# [AIM OF THE EXERCISE]
Restate each of the lines given below, word for word.

# [GIVEN RECORDS]
** begin **

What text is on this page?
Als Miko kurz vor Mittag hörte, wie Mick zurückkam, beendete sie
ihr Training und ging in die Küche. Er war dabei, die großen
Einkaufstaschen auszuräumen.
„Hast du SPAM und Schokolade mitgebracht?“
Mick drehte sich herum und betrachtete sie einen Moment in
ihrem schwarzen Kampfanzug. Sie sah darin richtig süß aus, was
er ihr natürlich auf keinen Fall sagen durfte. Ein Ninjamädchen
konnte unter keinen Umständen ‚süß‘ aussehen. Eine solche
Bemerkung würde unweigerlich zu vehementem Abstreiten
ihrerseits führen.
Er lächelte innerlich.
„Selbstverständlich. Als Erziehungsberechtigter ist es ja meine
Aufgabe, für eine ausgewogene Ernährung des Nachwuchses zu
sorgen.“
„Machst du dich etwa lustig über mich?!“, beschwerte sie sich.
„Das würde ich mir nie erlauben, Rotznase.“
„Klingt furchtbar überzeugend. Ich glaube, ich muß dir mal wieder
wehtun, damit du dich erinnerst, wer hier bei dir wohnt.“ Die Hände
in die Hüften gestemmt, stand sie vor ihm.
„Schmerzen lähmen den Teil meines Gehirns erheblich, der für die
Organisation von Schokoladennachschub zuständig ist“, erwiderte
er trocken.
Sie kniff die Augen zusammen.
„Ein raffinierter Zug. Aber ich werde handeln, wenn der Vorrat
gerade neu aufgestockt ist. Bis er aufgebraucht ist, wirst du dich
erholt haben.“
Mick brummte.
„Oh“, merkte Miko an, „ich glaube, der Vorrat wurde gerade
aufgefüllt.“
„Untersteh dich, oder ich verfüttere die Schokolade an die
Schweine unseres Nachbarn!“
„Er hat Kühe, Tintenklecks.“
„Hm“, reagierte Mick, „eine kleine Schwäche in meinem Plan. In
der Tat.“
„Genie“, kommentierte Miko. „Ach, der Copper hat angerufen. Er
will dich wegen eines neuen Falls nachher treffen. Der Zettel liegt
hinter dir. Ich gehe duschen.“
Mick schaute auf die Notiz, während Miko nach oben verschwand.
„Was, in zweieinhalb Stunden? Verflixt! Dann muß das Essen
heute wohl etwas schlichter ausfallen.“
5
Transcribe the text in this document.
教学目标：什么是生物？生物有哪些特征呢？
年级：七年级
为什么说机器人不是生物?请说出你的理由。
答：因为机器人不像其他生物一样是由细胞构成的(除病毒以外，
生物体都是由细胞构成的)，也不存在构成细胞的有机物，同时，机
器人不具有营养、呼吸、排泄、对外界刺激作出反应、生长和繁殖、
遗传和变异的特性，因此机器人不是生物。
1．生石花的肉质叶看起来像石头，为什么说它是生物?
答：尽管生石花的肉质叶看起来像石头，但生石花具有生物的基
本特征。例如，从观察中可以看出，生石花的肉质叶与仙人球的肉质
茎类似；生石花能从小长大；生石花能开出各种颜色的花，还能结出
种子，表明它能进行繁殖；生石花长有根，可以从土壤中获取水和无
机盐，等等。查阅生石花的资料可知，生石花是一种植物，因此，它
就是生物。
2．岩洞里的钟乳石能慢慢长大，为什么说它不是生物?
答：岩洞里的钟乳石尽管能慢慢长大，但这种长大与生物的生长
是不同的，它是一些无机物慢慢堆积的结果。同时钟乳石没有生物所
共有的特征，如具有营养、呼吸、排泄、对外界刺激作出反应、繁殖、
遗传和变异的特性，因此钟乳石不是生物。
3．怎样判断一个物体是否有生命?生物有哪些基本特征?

** end **

# [EXERCISE RESULT]
What text is on this page?
Als Miko kurz vor Mittag hörte, wie Mick zurückkam, beendete sie
ihr Training und ging in die Küche. Er war dabei, die großen
Einkaufstaschen auszuräumen.
„Hast du SPAM und Schokolade mitgebracht?“
Mick drehte sich herum und betrachtete sie einen Moment in
ihrem schwarzen Kampfanzug. Sie sah darin richtig süß aus, was
er ihr natürlich auf keinen Fall sagen durfte. Ein Ninjamädchen
konnte unter keinen Umständen ‚süß‘ aussehen. Eine solche
Bemerkung würde unweigerlich zu vehementem Abstreiten
ihrerseits führen.
Er lächelte innerlich.
„Selbstverständlich. Als Erziehungsberechtigter ist es ja meine
Aufgabe, für eine ausgewogene Ernährung des Nachwuchses zu
sorgen.“
„Machst du dich etwa lustig über mich?!“, beschwerte sie sich.
„Das würde ich mir nie erlauben, Rotznase.“
„Klingt furchtbar überzeugend. Ich glaube, ich muß dir mal wieder
wehtun, damit du dich erinnerst, wer hier bei dir wohnt.“ Die Hände
in die Hüften gestemmt, stand sie vor ihm.
„Schmerzen lähmen den Teil meines Gehirns erheblich, der für die
Organisation von Schokoladennachschub zuständig ist“, erwiderte
er trocken.
Sie kniff die Augen zusammen.
„Ein raffinierter Zug. Aber ich werde handeln, wenn der Vorrat
gerade neu aufgestockt ist. Bis er aufgebraucht ist, wirst du dich
erholt haben.“
Mick brummte.
„Oh“, merkte Miko an, „ich glaube, der Vorrat wurde gerade
aufgefüllt.“
„Untersteh dich, oder ich verfüttere die Schokolade an die
Schweine unseres Nachbarn!“
„Er hat Kühe, Tintenklecks.“
„Hm“, reagierte Mick, „eine kleine Schwäche in meinem Plan. In
der Tat.“
„Genie“, kommentierte Miko. „Ach, der Copper hat angerufen. Er
will dich wegen eines neuen Falls nachher treffen. Der Zettel liegt
hinter dir. Ich gehe duschen.“
Mick schaute auf die Notiz, während Miko nach oben verschwand.
„Was, in zweieinhalb Stunden? Verflixt! Dann muß das Essen
heute wohl etwas schlichter ausfallen.“
5
Transcribe the text in this document.
教学目标：什么是生物？生物有哪些特征呢？
年级：七年级
为什么说机器人不是生物?请说出你的理由。
答：因为机器人不像其他生物一样是由细胞构成的(除病毒以外，
生物体都是由细胞构成的)，也不存在构成细胞的有机物，同时，机
器人不具有营养、呼吸、排泄、对外界刺激作出反应、生长和繁殖、
遗传和变异的特性，因此机器人不是生物。
1．生石花的肉质叶看起来像石头，为什么说它是生物?
答：尽管生石花的肉质叶看起来像石头，但生石花具有生物的基
本特征。例如，从观察中可以看出，生石花的肉质叶与仙人球的肉质
茎类似；生石花能从小长大；生石花能开出各种颜色的花，还能结出
种子，表明它能进行繁殖；生石花长有根，可以从土壤中获取水和无
机盐，等等。查阅生石花的资料可知，生石花是一种植物，因此，它
就是生物。
2．岩洞里的钟乳石能慢慢长大，为什么说它不是生物?
答：岩洞里的钟乳石尽管能慢慢长大，但这种长大与生物的生长
是不同的，它是一些无机物慢慢堆积的结果。同时钟乳石没有生物所
共有的特征，如具有营养、呼吸、排泄、对外界刺激作出反应、繁殖、
遗传和变异的特性，因此钟乳石不是生物。
3．怎样判断一个物体是否有生命?生物有哪些基本特征?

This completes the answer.